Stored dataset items
****************************************
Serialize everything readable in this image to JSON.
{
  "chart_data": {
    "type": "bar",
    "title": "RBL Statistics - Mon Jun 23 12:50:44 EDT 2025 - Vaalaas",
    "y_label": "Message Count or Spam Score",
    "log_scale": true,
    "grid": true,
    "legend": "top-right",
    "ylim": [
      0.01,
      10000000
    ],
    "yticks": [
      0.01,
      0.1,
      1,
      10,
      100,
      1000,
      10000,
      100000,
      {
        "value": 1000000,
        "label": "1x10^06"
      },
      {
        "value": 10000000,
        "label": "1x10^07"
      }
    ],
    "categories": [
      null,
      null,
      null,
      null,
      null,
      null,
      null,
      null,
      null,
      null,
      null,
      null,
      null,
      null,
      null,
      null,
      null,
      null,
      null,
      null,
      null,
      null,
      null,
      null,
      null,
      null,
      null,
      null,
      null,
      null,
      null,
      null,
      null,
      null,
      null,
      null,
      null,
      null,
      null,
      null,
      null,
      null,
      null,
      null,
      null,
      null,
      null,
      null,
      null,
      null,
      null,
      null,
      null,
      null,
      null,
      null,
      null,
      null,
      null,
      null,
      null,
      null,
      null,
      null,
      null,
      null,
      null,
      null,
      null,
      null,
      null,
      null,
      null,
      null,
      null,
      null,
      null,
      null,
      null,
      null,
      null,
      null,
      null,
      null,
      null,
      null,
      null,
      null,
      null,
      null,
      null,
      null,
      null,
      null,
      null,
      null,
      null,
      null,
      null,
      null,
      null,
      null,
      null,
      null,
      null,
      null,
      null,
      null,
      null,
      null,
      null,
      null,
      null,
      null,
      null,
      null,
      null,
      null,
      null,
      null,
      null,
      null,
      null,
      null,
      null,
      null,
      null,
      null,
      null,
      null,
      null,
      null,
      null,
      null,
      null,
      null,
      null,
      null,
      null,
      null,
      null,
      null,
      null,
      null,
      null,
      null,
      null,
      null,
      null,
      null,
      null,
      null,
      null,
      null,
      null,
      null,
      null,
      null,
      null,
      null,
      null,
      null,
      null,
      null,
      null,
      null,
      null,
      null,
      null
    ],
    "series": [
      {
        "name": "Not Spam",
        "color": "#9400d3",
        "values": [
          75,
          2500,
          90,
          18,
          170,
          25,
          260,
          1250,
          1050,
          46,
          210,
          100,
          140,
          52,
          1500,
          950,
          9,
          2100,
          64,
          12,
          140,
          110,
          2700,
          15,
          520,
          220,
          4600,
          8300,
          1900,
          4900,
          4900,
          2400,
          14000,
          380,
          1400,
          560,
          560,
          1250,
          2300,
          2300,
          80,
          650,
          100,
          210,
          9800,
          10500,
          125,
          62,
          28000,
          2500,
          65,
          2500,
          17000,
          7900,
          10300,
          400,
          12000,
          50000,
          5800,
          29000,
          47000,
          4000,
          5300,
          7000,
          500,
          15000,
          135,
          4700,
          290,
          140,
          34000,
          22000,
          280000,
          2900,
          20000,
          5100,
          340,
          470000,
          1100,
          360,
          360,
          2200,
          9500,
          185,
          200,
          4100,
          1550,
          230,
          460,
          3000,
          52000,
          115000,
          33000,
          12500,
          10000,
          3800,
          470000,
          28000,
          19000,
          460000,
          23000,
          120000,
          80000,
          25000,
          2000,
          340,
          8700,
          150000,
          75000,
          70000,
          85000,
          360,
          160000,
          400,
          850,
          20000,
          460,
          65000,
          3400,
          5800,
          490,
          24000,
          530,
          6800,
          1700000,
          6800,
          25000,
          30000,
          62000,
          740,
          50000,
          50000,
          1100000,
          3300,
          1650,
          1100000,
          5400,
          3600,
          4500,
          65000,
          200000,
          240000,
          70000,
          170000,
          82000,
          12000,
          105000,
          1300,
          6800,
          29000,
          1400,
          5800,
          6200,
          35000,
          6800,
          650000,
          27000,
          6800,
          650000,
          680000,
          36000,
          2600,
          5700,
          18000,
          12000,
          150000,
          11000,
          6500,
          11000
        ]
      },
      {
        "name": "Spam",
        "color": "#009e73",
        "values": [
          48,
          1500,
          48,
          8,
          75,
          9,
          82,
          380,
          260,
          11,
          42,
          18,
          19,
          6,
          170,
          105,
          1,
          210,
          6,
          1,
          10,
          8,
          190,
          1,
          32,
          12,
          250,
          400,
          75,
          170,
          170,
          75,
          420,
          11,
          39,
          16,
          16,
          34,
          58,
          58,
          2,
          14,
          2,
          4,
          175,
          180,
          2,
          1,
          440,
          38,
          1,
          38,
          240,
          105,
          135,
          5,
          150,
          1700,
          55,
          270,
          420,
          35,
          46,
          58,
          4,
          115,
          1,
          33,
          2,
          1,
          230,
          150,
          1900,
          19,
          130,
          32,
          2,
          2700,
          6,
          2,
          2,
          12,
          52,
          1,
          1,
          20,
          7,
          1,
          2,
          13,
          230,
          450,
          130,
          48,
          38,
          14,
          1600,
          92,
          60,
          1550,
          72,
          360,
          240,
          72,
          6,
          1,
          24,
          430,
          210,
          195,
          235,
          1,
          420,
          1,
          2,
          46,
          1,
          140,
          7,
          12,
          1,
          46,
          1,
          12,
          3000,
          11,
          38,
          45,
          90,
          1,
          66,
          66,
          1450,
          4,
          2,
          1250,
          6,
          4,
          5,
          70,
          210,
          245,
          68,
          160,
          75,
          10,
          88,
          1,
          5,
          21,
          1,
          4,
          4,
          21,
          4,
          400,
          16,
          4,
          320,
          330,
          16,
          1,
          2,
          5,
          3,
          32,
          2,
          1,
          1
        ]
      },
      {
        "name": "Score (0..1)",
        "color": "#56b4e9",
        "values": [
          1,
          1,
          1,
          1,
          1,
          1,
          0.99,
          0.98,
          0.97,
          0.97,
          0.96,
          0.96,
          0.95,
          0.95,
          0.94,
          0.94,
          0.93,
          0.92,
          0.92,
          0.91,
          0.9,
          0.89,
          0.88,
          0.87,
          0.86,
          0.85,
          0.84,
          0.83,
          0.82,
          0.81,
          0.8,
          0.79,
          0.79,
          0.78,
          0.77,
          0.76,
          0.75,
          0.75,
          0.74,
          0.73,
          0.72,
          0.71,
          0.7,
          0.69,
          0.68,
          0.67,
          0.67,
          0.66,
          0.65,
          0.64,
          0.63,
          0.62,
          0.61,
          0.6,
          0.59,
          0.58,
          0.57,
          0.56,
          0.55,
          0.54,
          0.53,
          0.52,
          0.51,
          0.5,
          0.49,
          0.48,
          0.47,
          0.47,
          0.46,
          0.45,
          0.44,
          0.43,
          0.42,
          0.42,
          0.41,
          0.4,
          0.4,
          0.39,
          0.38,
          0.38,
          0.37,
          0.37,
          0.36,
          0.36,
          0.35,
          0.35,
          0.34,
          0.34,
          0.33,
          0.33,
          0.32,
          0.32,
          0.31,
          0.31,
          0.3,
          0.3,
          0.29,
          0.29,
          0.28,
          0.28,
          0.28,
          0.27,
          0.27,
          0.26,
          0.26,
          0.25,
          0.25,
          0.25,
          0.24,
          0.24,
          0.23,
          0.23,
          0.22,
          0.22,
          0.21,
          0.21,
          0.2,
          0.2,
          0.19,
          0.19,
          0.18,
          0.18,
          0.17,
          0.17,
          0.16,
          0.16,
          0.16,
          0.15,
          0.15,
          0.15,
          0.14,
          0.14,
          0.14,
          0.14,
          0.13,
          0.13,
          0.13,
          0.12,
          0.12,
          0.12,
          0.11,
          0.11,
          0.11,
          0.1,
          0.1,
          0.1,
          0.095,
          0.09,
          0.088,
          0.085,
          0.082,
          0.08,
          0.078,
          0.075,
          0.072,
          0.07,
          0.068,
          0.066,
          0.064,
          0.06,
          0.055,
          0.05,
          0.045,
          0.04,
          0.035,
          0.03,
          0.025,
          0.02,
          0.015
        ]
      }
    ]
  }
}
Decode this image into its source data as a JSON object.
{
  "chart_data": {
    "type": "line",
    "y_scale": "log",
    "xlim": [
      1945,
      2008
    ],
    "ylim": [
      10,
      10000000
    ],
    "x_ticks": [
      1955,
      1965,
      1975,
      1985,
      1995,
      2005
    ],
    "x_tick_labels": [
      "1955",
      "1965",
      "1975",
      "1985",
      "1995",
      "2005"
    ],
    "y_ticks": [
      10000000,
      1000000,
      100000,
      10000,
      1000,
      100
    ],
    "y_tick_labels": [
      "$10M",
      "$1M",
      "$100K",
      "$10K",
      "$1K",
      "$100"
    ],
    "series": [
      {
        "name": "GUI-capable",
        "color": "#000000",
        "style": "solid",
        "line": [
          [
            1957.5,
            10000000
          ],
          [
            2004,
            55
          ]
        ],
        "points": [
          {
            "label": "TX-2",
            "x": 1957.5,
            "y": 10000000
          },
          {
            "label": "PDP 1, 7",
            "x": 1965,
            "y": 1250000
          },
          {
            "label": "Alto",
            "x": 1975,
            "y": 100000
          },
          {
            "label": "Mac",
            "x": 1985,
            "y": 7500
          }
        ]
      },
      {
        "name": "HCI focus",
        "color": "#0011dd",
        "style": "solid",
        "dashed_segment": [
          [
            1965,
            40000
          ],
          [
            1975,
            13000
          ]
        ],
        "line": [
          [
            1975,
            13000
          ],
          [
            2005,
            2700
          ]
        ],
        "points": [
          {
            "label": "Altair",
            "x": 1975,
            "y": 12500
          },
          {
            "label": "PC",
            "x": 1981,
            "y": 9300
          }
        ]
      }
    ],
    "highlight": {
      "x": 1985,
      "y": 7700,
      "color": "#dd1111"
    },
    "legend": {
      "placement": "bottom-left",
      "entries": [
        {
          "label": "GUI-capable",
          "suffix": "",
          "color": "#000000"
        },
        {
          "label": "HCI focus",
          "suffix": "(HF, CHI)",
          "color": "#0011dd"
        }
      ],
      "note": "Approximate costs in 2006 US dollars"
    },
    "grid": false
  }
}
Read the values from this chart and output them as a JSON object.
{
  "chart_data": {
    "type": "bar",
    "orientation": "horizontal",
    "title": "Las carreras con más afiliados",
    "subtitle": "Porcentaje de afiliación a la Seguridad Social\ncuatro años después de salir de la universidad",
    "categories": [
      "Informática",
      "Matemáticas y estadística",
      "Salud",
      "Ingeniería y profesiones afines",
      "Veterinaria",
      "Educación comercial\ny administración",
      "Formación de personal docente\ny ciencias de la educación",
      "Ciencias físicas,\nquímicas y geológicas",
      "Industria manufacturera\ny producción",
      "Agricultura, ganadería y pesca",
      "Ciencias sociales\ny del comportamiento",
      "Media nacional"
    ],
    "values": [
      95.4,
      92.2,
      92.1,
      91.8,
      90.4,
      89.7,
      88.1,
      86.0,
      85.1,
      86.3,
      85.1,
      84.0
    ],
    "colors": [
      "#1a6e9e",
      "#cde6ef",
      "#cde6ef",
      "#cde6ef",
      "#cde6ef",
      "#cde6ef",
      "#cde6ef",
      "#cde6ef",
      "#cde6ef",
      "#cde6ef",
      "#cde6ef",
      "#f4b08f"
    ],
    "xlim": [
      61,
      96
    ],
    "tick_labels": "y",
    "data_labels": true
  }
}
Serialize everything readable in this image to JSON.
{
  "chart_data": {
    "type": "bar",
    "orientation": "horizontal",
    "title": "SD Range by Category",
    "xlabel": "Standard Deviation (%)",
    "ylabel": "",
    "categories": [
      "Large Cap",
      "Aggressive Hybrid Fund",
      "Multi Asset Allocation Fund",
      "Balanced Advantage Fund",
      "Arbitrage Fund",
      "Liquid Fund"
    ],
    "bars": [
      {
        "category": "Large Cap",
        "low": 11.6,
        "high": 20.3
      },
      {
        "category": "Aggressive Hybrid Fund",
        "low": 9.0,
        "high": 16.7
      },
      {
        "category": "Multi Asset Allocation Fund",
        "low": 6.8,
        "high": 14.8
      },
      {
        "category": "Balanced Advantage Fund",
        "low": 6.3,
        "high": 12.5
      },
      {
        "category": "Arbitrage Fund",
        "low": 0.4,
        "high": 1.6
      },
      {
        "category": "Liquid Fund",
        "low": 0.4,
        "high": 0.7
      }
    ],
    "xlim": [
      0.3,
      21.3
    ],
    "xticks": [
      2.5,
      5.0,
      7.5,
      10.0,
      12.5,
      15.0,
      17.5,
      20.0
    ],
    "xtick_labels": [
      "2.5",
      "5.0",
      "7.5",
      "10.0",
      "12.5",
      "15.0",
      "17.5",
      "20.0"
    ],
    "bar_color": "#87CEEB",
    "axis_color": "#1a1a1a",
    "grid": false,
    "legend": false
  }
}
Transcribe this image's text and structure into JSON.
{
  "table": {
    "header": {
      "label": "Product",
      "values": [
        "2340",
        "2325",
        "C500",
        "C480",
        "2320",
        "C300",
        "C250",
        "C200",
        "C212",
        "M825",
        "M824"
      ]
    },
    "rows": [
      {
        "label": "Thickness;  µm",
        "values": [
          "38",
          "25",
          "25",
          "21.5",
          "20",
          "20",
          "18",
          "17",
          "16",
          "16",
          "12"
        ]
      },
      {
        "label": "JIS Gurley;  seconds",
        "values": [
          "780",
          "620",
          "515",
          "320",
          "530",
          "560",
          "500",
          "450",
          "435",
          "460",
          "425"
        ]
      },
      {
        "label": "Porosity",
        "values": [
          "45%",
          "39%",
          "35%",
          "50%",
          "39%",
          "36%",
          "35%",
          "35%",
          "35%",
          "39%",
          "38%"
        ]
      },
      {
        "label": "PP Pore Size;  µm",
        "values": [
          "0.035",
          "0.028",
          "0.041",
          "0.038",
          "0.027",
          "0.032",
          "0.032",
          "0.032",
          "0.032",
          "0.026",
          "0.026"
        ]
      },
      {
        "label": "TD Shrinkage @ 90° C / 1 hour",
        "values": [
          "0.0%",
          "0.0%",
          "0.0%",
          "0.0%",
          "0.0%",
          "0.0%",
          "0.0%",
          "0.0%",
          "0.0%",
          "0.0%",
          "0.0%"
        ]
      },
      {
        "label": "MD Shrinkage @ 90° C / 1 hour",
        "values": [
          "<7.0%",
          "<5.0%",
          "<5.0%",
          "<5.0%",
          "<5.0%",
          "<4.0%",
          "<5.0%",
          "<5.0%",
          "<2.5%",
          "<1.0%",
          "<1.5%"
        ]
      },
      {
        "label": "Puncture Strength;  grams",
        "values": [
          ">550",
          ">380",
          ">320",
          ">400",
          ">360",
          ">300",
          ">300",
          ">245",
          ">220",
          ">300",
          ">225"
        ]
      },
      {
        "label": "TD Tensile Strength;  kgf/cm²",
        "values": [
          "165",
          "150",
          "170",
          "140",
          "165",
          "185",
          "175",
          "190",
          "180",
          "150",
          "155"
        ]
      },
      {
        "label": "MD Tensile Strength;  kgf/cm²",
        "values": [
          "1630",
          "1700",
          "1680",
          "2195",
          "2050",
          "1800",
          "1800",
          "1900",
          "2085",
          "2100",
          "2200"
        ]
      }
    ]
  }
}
****************************************
Request - Find every line above that contains the word "true", and return each one.

Solution to this exercise -
    "log_scale": true,
    "grid": true,
    "data_labels": true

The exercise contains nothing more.